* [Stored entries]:
- - - - - - -
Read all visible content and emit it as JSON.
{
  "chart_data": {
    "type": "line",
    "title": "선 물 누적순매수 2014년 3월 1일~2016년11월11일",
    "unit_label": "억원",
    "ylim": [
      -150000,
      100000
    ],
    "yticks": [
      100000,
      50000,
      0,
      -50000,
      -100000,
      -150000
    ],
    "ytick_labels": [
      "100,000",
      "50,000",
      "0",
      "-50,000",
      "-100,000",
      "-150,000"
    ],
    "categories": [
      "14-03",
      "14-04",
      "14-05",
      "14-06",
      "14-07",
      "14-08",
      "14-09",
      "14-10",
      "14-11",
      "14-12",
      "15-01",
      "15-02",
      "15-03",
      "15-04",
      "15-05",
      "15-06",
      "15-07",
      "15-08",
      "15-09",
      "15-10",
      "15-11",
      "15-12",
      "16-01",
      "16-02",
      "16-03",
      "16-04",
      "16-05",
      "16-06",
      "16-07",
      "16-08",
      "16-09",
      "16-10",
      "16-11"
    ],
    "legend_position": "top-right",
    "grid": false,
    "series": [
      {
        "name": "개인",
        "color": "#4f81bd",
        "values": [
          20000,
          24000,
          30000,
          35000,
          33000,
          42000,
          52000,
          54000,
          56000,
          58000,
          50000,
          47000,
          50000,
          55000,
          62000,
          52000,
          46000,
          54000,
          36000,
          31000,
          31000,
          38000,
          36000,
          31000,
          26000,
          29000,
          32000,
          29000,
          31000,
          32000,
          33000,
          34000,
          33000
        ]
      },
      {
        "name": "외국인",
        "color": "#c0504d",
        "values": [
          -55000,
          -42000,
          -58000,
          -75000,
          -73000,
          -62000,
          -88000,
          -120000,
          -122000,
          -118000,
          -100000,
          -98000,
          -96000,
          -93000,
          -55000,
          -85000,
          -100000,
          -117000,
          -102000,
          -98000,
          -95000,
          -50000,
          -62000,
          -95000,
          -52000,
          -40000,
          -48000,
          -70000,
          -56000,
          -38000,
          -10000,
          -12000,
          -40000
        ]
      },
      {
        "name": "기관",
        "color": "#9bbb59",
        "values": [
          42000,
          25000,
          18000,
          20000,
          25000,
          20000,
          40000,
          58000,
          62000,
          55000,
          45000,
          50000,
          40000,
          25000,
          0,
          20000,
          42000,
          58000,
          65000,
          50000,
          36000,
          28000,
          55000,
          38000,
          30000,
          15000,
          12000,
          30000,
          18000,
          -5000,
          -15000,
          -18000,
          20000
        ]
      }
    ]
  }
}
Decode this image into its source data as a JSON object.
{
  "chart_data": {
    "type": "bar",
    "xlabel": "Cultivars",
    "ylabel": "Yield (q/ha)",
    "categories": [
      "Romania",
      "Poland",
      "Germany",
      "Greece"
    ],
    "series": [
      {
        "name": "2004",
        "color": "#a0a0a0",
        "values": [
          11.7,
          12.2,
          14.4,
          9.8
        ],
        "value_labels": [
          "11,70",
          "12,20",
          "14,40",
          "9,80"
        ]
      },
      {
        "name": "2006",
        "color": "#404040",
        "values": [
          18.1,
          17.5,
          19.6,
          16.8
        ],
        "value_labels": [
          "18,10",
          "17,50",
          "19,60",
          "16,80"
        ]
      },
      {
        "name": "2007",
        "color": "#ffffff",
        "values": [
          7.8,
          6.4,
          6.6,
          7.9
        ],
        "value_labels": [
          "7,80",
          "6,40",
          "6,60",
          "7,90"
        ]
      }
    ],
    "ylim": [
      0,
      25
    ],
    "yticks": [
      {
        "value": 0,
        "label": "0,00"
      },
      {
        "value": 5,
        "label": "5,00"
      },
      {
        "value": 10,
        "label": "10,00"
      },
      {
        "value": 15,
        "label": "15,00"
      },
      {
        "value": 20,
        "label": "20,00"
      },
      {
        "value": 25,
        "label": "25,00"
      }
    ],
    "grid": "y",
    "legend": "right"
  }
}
- - - - - - -
* [Problem description]:
Report how many lines in this data include the string "color", and nothing else.

* [Exercise response]:
6